• _Exercise description_: Copy every line of the data exactly, leaving nothing out.

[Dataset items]
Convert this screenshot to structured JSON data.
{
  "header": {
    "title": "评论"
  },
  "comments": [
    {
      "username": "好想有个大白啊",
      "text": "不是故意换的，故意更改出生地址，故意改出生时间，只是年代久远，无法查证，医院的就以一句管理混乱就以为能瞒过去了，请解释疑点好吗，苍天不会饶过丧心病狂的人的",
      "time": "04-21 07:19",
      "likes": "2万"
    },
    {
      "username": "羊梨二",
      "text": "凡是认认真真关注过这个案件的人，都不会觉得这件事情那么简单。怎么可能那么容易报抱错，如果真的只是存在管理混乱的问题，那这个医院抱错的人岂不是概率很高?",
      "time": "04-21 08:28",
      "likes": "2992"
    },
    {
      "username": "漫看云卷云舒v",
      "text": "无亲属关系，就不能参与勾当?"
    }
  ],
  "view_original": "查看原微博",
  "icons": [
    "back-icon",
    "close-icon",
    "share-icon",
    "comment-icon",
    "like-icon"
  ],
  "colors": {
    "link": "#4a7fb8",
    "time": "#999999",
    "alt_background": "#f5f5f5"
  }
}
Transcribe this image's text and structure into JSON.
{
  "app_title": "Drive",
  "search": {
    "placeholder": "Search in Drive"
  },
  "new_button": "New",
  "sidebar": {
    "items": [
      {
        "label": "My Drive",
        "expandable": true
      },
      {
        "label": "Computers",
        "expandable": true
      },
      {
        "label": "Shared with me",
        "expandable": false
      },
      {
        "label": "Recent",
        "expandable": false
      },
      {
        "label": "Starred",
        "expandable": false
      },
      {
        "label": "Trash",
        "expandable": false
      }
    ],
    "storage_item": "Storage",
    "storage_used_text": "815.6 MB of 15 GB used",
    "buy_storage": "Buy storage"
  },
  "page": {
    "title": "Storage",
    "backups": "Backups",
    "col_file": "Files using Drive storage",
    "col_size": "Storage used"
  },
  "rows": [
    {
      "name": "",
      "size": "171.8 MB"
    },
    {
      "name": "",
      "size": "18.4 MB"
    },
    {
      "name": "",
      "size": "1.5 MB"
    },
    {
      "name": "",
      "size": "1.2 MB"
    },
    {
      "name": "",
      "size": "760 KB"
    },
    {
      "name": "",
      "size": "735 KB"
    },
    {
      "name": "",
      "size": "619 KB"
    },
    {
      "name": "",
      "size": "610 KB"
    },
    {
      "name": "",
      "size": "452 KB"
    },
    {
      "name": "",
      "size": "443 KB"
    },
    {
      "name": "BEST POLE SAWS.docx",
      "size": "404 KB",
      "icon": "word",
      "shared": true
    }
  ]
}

• _Written solution_:
Convert this screenshot to structured JSON data.
{
  "header": {
    "title": "评论"
  },
  "comments": [
    {
      "username": "好想有个大白啊",
      "text": "不是故意换的，故意更改出生地址，故意改出生时间，只是年代久远，无法查证，医院的就以一句管理混乱就以为能瞒过去了，请解释疑点好吗，苍天不会饶过丧心病狂的人的",
      "time": "04-21 07:19",
      "likes": "2万"
    },
    {
      "username": "羊梨二",
      "text": "凡是认认真真关注过这个案件的人，都不会觉得这件事情那么简单。怎么可能那么容易报抱错，如果真的只是存在管理混乱的问题，那这个医院抱错的人岂不是概率很高?",
      "time": "04-21 08:28",
      "likes": "2992"
    },
    {
      "username": "漫看云卷云舒v",
      "text": "无亲属关系，就不能参与勾当?"
    }
  ],
  "view_original": "查看原微博",
  "icons": [
    "back-icon",
    "close-icon",
    "share-icon",
    "comment-icon",
    "like-icon"
  ],
  "colors": {
    "link": "#4a7fb8",
    "time": "#999999",
    "alt_background": "#f5f5f5"
  }
}
Transcribe this image's text and structure into JSON.
{
  "app_title": "Drive",
  "search": {
    "placeholder": "Search in Drive"
  },
  "new_button": "New",
  "sidebar": {
    "items": [
      {
        "label": "My Drive",
        "expandable": true
      },
      {
        "label": "Computers",
        "expandable": true
      },
      {
        "label": "Shared with me",
        "expandable": false
      },
      {
        "label": "Recent",
        "expandable": false
      },
      {
        "label": "Starred",
        "expandable": false
      },
      {
        "label": "Trash",
        "expandable": false
      }
    ],
    "storage_item": "Storage",
    "storage_used_text": "815.6 MB of 15 GB used",
    "buy_storage": "Buy storage"
  },
  "page": {
    "title": "Storage",
    "backups": "Backups",
    "col_file": "Files using Drive storage",
    "col_size": "Storage used"
  },
  "rows": [
    {
      "name": "",
      "size": "171.8 MB"
    },
    {
      "name": "",
      "size": "18.4 MB"
    },
    {
      "name": "",
      "size": "1.5 MB"
    },
    {
      "name": "",
      "size": "1.2 MB"
    },
    {
      "name": "",
      "size": "760 KB"
    },
    {
      "name": "",
      "size": "735 KB"
    },
    {
      "name": "",
      "size": "619 KB"
    },
    {
      "name": "",
      "size": "610 KB"
    },
    {
      "name": "",
      "size": "452 KB"
    },
    {
      "name": "",
      "size": "443 KB"
    },
    {
      "name": "BEST POLE SAWS.docx",
      "size": "404 KB",
      "icon": "word",
      "shared": true
    }
  ]
}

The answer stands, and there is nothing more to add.